What is asked: Would you write out the listing verbatim and skip every picture in it?

_ _ _ _ _ _ _

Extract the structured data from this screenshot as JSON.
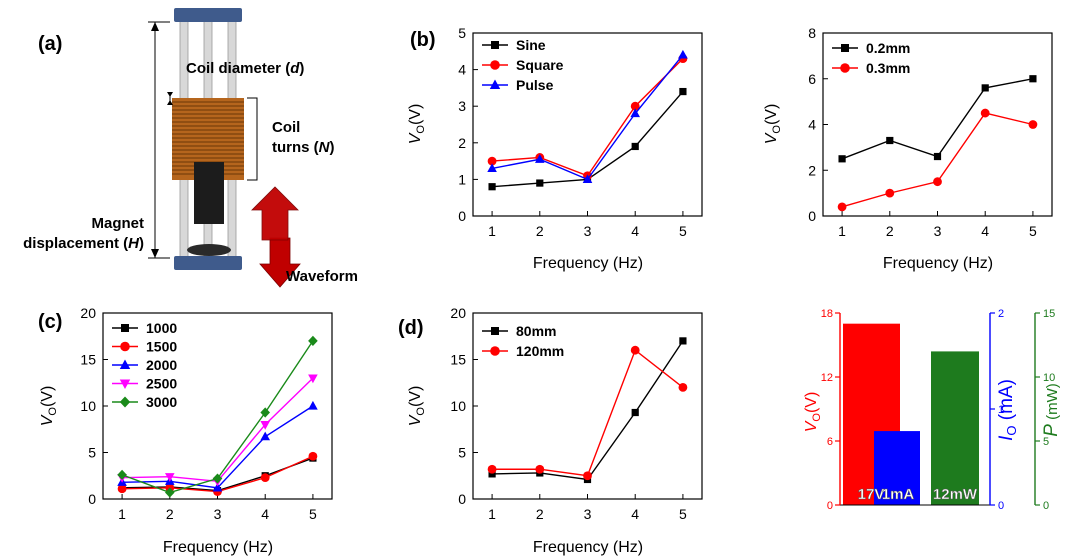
{
  "panel_labels": [
    "(a)",
    "(b)",
    "(c)",
    "(d)"
  ],
  "device": {
    "coil_diameter_label": "Coil diameter (",
    "coil_diameter_symbol": "d",
    "coil_turns_line1": "Coil",
    "coil_turns_line2": "turns (",
    "coil_turns_symbol": "N",
    "magnet_line1": "Magnet",
    "magnet_line2": "displacement (",
    "magnet_symbol": "H",
    "waveform_label": "Waveform",
    "close_paren": ")"
  },
  "colors": {
    "black": "#000000",
    "red": "#ff0000",
    "blue": "#0000ff",
    "magenta": "#ff00ff",
    "green": "#1a8a1a",
    "bar_green": "#1e7b1e",
    "coil": "#b5651d",
    "cap": "#3f5b8c",
    "arrow": "#c00000"
  },
  "axis_text": {
    "vo_symbol": "V",
    "vo_sub": "O",
    "vo_unit": "(V)",
    "freq_label": "Frequency (Hz)"
  },
  "chart_data": [
    {
      "id": "b1",
      "type": "line",
      "xlabel": "Frequency (Hz)",
      "ylabel": "VO(V)",
      "x": [
        1,
        2,
        3,
        4,
        5
      ],
      "xlim": [
        0.6,
        5.4
      ],
      "ylim": [
        0,
        5
      ],
      "xticks": [
        1,
        2,
        3,
        4,
        5
      ],
      "yticks": [
        0,
        1,
        2,
        3,
        4,
        5
      ],
      "legend": "top-left",
      "series": [
        {
          "name": "Sine",
          "values": [
            0.8,
            0.9,
            1.0,
            1.9,
            3.4
          ],
          "marker": "square",
          "color": "#000000"
        },
        {
          "name": "Square",
          "values": [
            1.5,
            1.6,
            1.1,
            3.0,
            4.3
          ],
          "marker": "circle",
          "color": "#ff0000"
        },
        {
          "name": "Pulse",
          "values": [
            1.3,
            1.55,
            1.0,
            2.8,
            4.4
          ],
          "marker": "triangle",
          "color": "#0000ff"
        }
      ]
    },
    {
      "id": "b2",
      "type": "line",
      "xlabel": "Frequency (Hz)",
      "ylabel": "VO(V)",
      "x": [
        1,
        2,
        3,
        4,
        5
      ],
      "xlim": [
        0.6,
        5.4
      ],
      "ylim": [
        0,
        8
      ],
      "xticks": [
        1,
        2,
        3,
        4,
        5
      ],
      "yticks": [
        0,
        2,
        4,
        6,
        8
      ],
      "legend": "top-left",
      "series": [
        {
          "name": "0.2mm",
          "values": [
            2.5,
            3.3,
            2.6,
            5.6,
            6.0
          ],
          "marker": "square",
          "color": "#000000"
        },
        {
          "name": "0.3mm",
          "values": [
            0.4,
            1.0,
            1.5,
            4.5,
            4.0
          ],
          "marker": "circle",
          "color": "#ff0000"
        }
      ]
    },
    {
      "id": "c",
      "type": "line",
      "xlabel": "Frequency (Hz)",
      "ylabel": "VO(V)",
      "x": [
        1,
        2,
        3,
        4,
        5
      ],
      "xlim": [
        0.6,
        5.4
      ],
      "ylim": [
        0,
        20
      ],
      "xticks": [
        1,
        2,
        3,
        4,
        5
      ],
      "yticks": [
        0,
        5,
        10,
        15,
        20
      ],
      "legend": "top-left",
      "series": [
        {
          "name": "1000",
          "values": [
            1.2,
            1.3,
            0.9,
            2.5,
            4.4
          ],
          "marker": "square",
          "color": "#000000"
        },
        {
          "name": "1500",
          "values": [
            1.1,
            1.2,
            0.8,
            2.3,
            4.6
          ],
          "marker": "circle",
          "color": "#ff0000"
        },
        {
          "name": "2000",
          "values": [
            1.8,
            1.9,
            1.2,
            6.7,
            10.0
          ],
          "marker": "triangle",
          "color": "#0000ff"
        },
        {
          "name": "2500",
          "values": [
            2.3,
            2.4,
            1.9,
            8.0,
            13.0
          ],
          "marker": "triangle-down",
          "color": "#ff00ff"
        },
        {
          "name": "3000",
          "values": [
            2.6,
            0.7,
            2.2,
            9.3,
            17.0
          ],
          "marker": "diamond",
          "color": "#1a8a1a"
        }
      ]
    },
    {
      "id": "d",
      "type": "line",
      "xlabel": "Frequency (Hz)",
      "ylabel": "VO(V)",
      "x": [
        1,
        2,
        3,
        4,
        5
      ],
      "xlim": [
        0.6,
        5.4
      ],
      "ylim": [
        0,
        20
      ],
      "xticks": [
        1,
        2,
        3,
        4,
        5
      ],
      "yticks": [
        0,
        5,
        10,
        15,
        20
      ],
      "legend": "top-left",
      "series": [
        {
          "name": "80mm",
          "values": [
            2.7,
            2.8,
            2.1,
            9.3,
            17.0
          ],
          "marker": "square",
          "color": "#000000"
        },
        {
          "name": "120mm",
          "values": [
            3.2,
            3.2,
            2.5,
            16.0,
            12.0
          ],
          "marker": "circle",
          "color": "#ff0000"
        }
      ]
    },
    {
      "id": "bars",
      "type": "bar",
      "categories": [
        "VO",
        "IO",
        "P"
      ],
      "values": [
        17,
        0.77,
        12
      ],
      "value_labels": [
        "17V",
        "1mA",
        "12mW"
      ],
      "bar_colors": [
        "#ff0000",
        "#0000ff",
        "#1e7b1e"
      ],
      "axes": [
        {
          "symbol": "V",
          "sub": "O",
          "unit": "(V)",
          "ylim": [
            0,
            18
          ],
          "yticks": [
            0,
            6,
            12,
            18
          ],
          "tick_labels": [
            "0",
            "6",
            "12",
            "18"
          ],
          "color": "#ff0000"
        },
        {
          "symbol": "I",
          "sub": "O",
          "unit": " (mA)",
          "ylim": [
            0,
            2
          ],
          "yticks": [
            0,
            1,
            2
          ],
          "tick_labels": [
            "0",
            "1",
            "2"
          ],
          "color": "#0000ff"
        },
        {
          "symbol": "P",
          "sub": "",
          "unit": " (mW)",
          "ylim": [
            0,
            15
          ],
          "yticks": [
            0,
            5,
            10,
            15
          ],
          "tick_labels": [
            "0",
            "5",
            "10",
            "15"
          ],
          "color": "#1e7b1e"
        }
      ]
    }
  ]
}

_ _ _ _ _ _ _

Exercise answer:
Extract the structured data from this screenshot as JSON.
{
  "panel_labels": [
    "(a)",
    "(b)",
    "(c)",
    "(d)"
  ],
  "device": {
    "coil_diameter_label": "Coil diameter (",
    "coil_diameter_symbol": "d",
    "coil_turns_line1": "Coil",
    "coil_turns_line2": "turns (",
    "coil_turns_symbol": "N",
    "magnet_line1": "Magnet",
    "magnet_line2": "displacement (",
    "magnet_symbol": "H",
    "waveform_label": "Waveform",
    "close_paren": ")"
  },
  "colors": {
    "black": "#000000",
    "red": "#ff0000",
    "blue": "#0000ff",
    "magenta": "#ff00ff",
    "green": "#1a8a1a",
    "bar_green": "#1e7b1e",
    "coil": "#b5651d",
    "cap": "#3f5b8c",
    "arrow": "#c00000"
  },
  "axis_text": {
    "vo_symbol": "V",
    "vo_sub": "O",
    "vo_unit": "(V)",
    "freq_label": "Frequency (Hz)"
  },
  "chart_data": [
    {
      "id": "b1",
      "type": "line",
      "xlabel": "Frequency (Hz)",
      "ylabel": "VO(V)",
      "x": [
        1,
        2,
        3,
        4,
        5
      ],
      "xlim": [
        0.6,
        5.4
      ],
      "ylim": [
        0,
        5
      ],
      "xticks": [
        1,
        2,
        3,
        4,
        5
      ],
      "yticks": [
        0,
        1,
        2,
        3,
        4,
        5
      ],
      "legend": "top-left",
      "series": [
        {
          "name": "Sine",
          "values": [
            0.8,
            0.9,
            1.0,
            1.9,
            3.4
          ],
          "marker": "square",
          "color": "#000000"
        },
        {
          "name": "Square",
          "values": [
            1.5,
            1.6,
            1.1,
            3.0,
            4.3
          ],
          "marker": "circle",
          "color": "#ff0000"
        },
        {
          "name": "Pulse",
          "values": [
            1.3,
            1.55,
            1.0,
            2.8,
            4.4
          ],
          "marker": "triangle",
          "color": "#0000ff"
        }
      ]
    },
    {
      "id": "b2",
      "type": "line",
      "xlabel": "Frequency (Hz)",
      "ylabel": "VO(V)",
      "x": [
        1,
        2,
        3,
        4,
        5
      ],
      "xlim": [
        0.6,
        5.4
      ],
      "ylim": [
        0,
        8
      ],
      "xticks": [
        1,
        2,
        3,
        4,
        5
      ],
      "yticks": [
        0,
        2,
        4,
        6,
        8
      ],
      "legend": "top-left",
      "series": [
        {
          "name": "0.2mm",
          "values": [
            2.5,
            3.3,
            2.6,
            5.6,
            6.0
          ],
          "marker": "square",
          "color": "#000000"
        },
        {
          "name": "0.3mm",
          "values": [
            0.4,
            1.0,
            1.5,
            4.5,
            4.0
          ],
          "marker": "circle",
          "color": "#ff0000"
        }
      ]
    },
    {
      "id": "c",
      "type": "line",
      "xlabel": "Frequency (Hz)",
      "ylabel": "VO(V)",
      "x": [
        1,
        2,
        3,
        4,
        5
      ],
      "xlim": [
        0.6,
        5.4
      ],
      "ylim": [
        0,
        20
      ],
      "xticks": [
        1,
        2,
        3,
        4,
        5
      ],
      "yticks": [
        0,
        5,
        10,
        15,
        20
      ],
      "legend": "top-left",
      "series": [
        {
          "name": "1000",
          "values": [
            1.2,
            1.3,
            0.9,
            2.5,
            4.4
          ],
          "marker": "square",
          "color": "#000000"
        },
        {
          "name": "1500",
          "values": [
            1.1,
            1.2,
            0.8,
            2.3,
            4.6
          ],
          "marker": "circle",
          "color": "#ff0000"
        },
        {
          "name": "2000",
          "values": [
            1.8,
            1.9,
            1.2,
            6.7,
            10.0
          ],
          "marker": "triangle",
          "color": "#0000ff"
        },
        {
          "name": "2500",
          "values": [
            2.3,
            2.4,
            1.9,
            8.0,
            13.0
          ],
          "marker": "triangle-down",
          "color": "#ff00ff"
        },
        {
          "name": "3000",
          "values": [
            2.6,
            0.7,
            2.2,
            9.3,
            17.0
          ],
          "marker": "diamond",
          "color": "#1a8a1a"
        }
      ]
    },
    {
      "id": "d",
      "type": "line",
      "xlabel": "Frequency (Hz)",
      "ylabel": "VO(V)",
      "x": [
        1,
        2,
        3,
        4,
        5
      ],
      "xlim": [
        0.6,
        5.4
      ],
      "ylim": [
        0,
        20
      ],
      "xticks": [
        1,
        2,
        3,
        4,
        5
      ],
      "yticks": [
        0,
        5,
        10,
        15,
        20
      ],
      "legend": "top-left",
      "series": [
        {
          "name": "80mm",
          "values": [
            2.7,
            2.8,
            2.1,
            9.3,
            17.0
          ],
          "marker": "square",
          "color": "#000000"
        },
        {
          "name": "120mm",
          "values": [
            3.2,
            3.2,
            2.5,
            16.0,
            12.0
          ],
          "marker": "circle",
          "color": "#ff0000"
        }
      ]
    },
    {
      "id": "bars",
      "type": "bar",
      "categories": [
        "VO",
        "IO",
        "P"
      ],
      "values": [
        17,
        0.77,
        12
      ],
      "value_labels": [
        "17V",
        "1mA",
        "12mW"
      ],
      "bar_colors": [
        "#ff0000",
        "#0000ff",
        "#1e7b1e"
      ],
      "axes": [
        {
          "symbol": "V",
          "sub": "O",
          "unit": "(V)",
          "ylim": [
            0,
            18
          ],
          "yticks": [
            0,
            6,
            12,
            18
          ],
          "tick_labels": [
            "0",
            "6",
            "12",
            "18"
          ],
          "color": "#ff0000"
        },
        {
          "symbol": "I",
          "sub": "O",
          "unit": " (mA)",
          "ylim": [
            0,
            2
          ],
          "yticks": [
            0,
            1,
            2
          ],
          "tick_labels": [
            "0",
            "1",
            "2"
          ],
          "color": "#0000ff"
        },
        {
          "symbol": "P",
          "sub": "",
          "unit": " (mW)",
          "ylim": [
            0,
            15
          ],
          "yticks": [
            0,
            5,
            10,
            15
          ],
          "tick_labels": [
            "0",
            "5",
            "10",
            "15"
          ],
          "color": "#1e7b1e"
        }
      ]
    }
  ]
}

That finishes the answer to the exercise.